Collected data:

==*==

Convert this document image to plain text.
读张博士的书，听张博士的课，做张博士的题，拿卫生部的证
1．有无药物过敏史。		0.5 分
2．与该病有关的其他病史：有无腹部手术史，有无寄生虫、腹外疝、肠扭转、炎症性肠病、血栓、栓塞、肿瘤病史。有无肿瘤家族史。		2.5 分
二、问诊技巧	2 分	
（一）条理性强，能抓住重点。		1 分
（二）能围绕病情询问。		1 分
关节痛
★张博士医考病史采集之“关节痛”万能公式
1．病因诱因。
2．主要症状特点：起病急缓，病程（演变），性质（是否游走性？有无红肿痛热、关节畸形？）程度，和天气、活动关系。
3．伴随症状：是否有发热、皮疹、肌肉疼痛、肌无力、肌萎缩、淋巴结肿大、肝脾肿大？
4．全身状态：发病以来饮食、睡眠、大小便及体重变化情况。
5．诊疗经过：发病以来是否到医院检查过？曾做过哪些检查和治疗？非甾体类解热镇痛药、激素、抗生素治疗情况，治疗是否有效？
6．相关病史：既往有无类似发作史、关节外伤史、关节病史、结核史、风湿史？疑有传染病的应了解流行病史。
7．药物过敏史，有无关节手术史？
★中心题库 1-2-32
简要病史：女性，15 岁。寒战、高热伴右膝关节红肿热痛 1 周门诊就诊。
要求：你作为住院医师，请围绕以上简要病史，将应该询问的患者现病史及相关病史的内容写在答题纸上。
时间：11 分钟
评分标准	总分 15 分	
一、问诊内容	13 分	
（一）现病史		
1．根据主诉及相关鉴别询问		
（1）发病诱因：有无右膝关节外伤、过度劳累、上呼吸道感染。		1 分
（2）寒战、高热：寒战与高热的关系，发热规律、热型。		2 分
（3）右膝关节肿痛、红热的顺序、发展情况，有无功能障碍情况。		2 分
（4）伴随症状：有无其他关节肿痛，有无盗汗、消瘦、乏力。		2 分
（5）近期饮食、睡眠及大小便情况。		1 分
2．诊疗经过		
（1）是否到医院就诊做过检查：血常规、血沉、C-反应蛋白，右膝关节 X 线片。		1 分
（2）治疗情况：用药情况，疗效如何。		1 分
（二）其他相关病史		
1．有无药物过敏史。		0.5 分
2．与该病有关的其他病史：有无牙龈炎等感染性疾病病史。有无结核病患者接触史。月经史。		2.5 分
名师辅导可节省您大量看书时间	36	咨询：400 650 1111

==*==

Print the material once more, exactly.

TASK RESULT:
Convert this document image to plain text.
读张博士的书，听张博士的课，做张博士的题，拿卫生部的证
1．有无药物过敏史。		0.5 分
2．与该病有关的其他病史：有无腹部手术史，有无寄生虫、腹外疝、肠扭转、炎症性肠病、血栓、栓塞、肿瘤病史。有无肿瘤家族史。		2.5 分
二、问诊技巧	2 分	
（一）条理性强，能抓住重点。		1 分
（二）能围绕病情询问。		1 分
关节痛
★张博士医考病史采集之“关节痛”万能公式
1．病因诱因。
2．主要症状特点：起病急缓，病程（演变），性质（是否游走性？有无红肿痛热、关节畸形？）程度，和天气、活动关系。
3．伴随症状：是否有发热、皮疹、肌肉疼痛、肌无力、肌萎缩、淋巴结肿大、肝脾肿大？
4．全身状态：发病以来饮食、睡眠、大小便及体重变化情况。
5．诊疗经过：发病以来是否到医院检查过？曾做过哪些检查和治疗？非甾体类解热镇痛药、激素、抗生素治疗情况，治疗是否有效？
6．相关病史：既往有无类似发作史、关节外伤史、关节病史、结核史、风湿史？疑有传染病的应了解流行病史。
7．药物过敏史，有无关节手术史？
★中心题库 1-2-32
简要病史：女性，15 岁。寒战、高热伴右膝关节红肿热痛 1 周门诊就诊。
要求：你作为住院医师，请围绕以上简要病史，将应该询问的患者现病史及相关病史的内容写在答题纸上。
时间：11 分钟
评分标准	总分 15 分	
一、问诊内容	13 分	
（一）现病史		
1．根据主诉及相关鉴别询问		
（1）发病诱因：有无右膝关节外伤、过度劳累、上呼吸道感染。		1 分
（2）寒战、高热：寒战与高热的关系，发热规律、热型。		2 分
（3）右膝关节肿痛、红热的顺序、发展情况，有无功能障碍情况。		2 分
（4）伴随症状：有无其他关节肿痛，有无盗汗、消瘦、乏力。		2 分
（5）近期饮食、睡眠及大小便情况。		1 分
2．诊疗经过		
（1）是否到医院就诊做过检查：血常规、血沉、C-反应蛋白，右膝关节 X 线片。		1 分
（2）治疗情况：用药情况，疗效如何。		1 分
（二）其他相关病史		
1．有无药物过敏史。		0.5 分
2．与该病有关的其他病史：有无牙龈炎等感染性疾病病史。有无结核病患者接触史。月经史。		2.5 分
名师辅导可节省您大量看书时间	36	咨询：400 650 1111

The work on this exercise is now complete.